▶ **The problem**: Copy each line that contains the word "подпрограммы".

▶ **Input data**:
___

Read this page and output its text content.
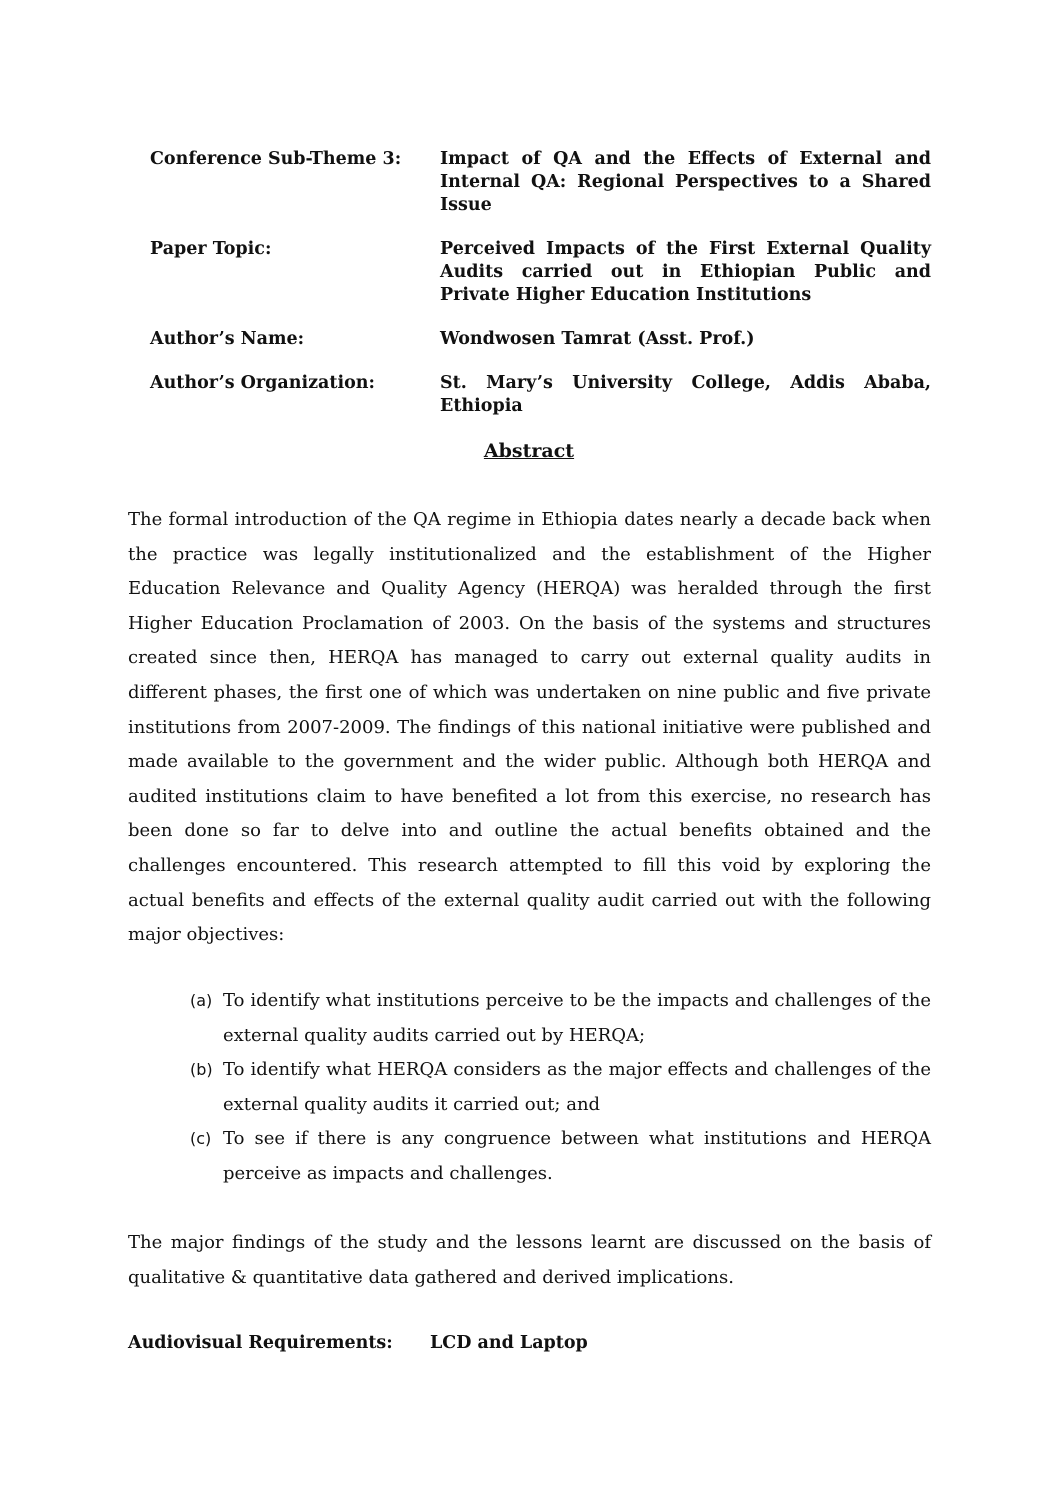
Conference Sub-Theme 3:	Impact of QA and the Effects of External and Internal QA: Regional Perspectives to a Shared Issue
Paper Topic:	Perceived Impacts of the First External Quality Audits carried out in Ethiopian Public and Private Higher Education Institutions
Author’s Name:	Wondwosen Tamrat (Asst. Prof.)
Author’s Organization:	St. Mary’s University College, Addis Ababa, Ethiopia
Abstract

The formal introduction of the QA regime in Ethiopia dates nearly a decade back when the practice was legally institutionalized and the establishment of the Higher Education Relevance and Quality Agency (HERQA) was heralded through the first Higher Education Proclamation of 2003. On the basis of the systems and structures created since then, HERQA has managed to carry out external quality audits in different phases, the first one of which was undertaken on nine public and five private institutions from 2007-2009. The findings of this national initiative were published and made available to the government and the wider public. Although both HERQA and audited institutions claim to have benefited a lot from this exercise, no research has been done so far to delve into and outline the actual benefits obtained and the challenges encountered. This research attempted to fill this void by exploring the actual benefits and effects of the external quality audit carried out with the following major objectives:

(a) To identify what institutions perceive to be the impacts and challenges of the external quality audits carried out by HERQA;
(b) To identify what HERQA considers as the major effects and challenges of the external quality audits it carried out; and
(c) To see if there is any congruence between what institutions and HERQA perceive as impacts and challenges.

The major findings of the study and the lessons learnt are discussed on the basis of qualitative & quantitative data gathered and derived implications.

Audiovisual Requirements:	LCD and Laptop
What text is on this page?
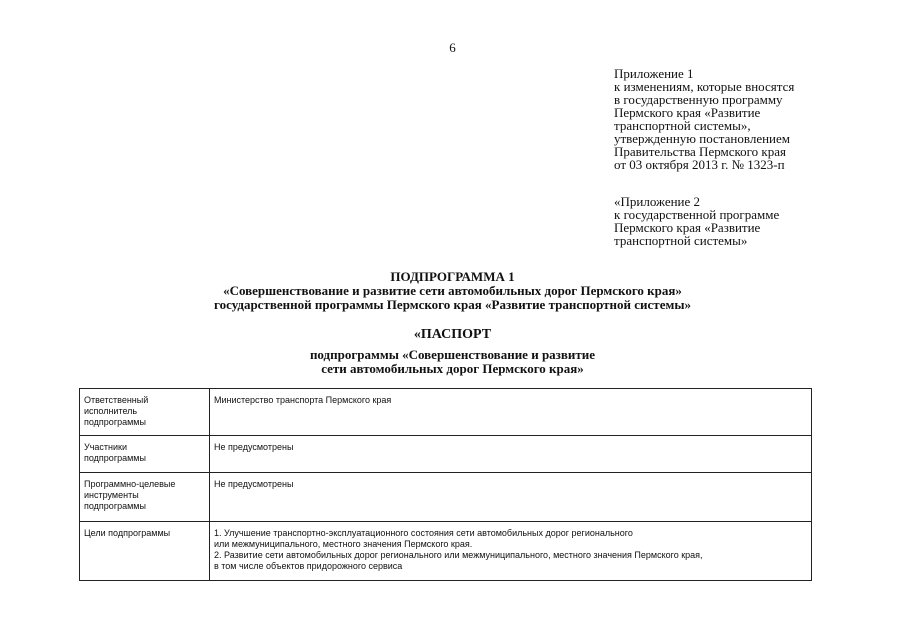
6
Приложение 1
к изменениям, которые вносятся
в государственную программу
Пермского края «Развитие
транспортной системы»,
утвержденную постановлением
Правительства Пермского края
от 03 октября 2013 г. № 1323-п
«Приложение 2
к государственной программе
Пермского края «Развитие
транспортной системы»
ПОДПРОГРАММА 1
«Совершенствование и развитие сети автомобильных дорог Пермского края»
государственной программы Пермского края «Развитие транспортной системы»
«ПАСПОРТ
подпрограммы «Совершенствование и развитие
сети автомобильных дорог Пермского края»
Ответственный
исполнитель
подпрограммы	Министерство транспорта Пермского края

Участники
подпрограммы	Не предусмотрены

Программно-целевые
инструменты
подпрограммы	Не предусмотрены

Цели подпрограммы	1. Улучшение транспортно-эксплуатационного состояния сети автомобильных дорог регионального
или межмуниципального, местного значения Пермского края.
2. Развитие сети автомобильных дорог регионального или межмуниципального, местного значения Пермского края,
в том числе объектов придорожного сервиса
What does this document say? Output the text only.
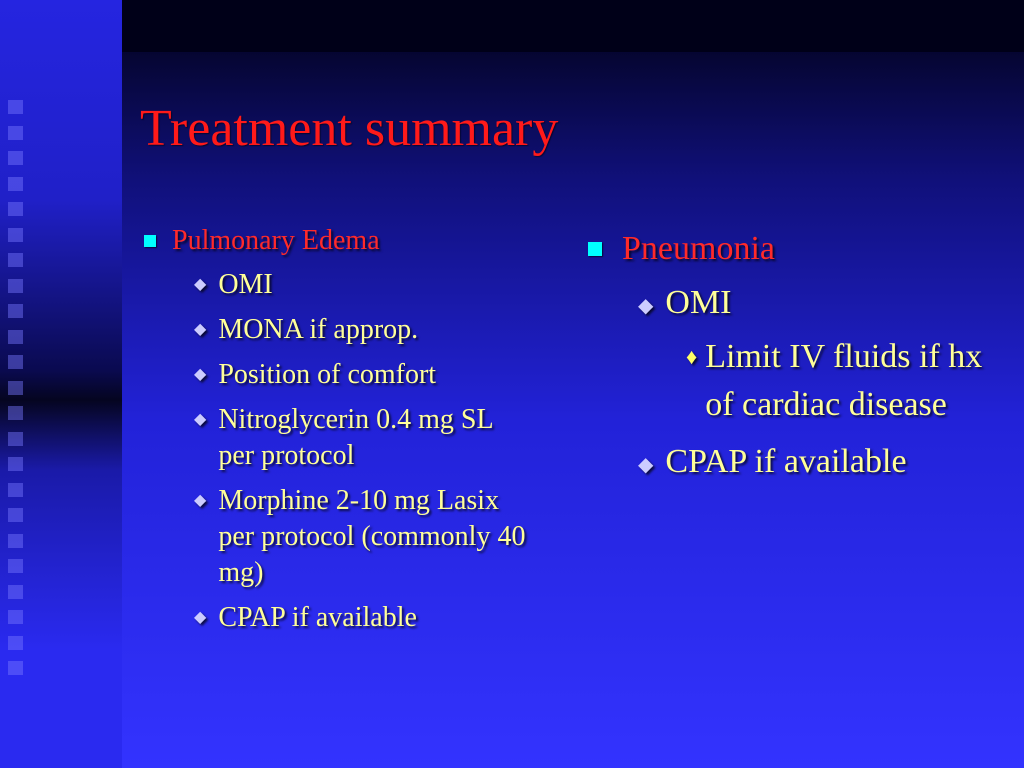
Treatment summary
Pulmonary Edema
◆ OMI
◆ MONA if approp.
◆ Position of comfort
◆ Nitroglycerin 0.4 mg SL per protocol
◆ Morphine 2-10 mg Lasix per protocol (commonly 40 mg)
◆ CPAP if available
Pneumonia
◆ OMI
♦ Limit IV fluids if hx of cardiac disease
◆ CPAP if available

___

▶ **Exercise output**:
подпрограммы «Совершенствование и развитие
подпрограммы	Министерство транспорта Пермского края
подпрограммы	Не предусмотрены
подпрограммы	Не предусмотрены
Цели подпрограммы	1. Улучшение транспортно-эксплуатационного состояния сети автомобильных дорог регионального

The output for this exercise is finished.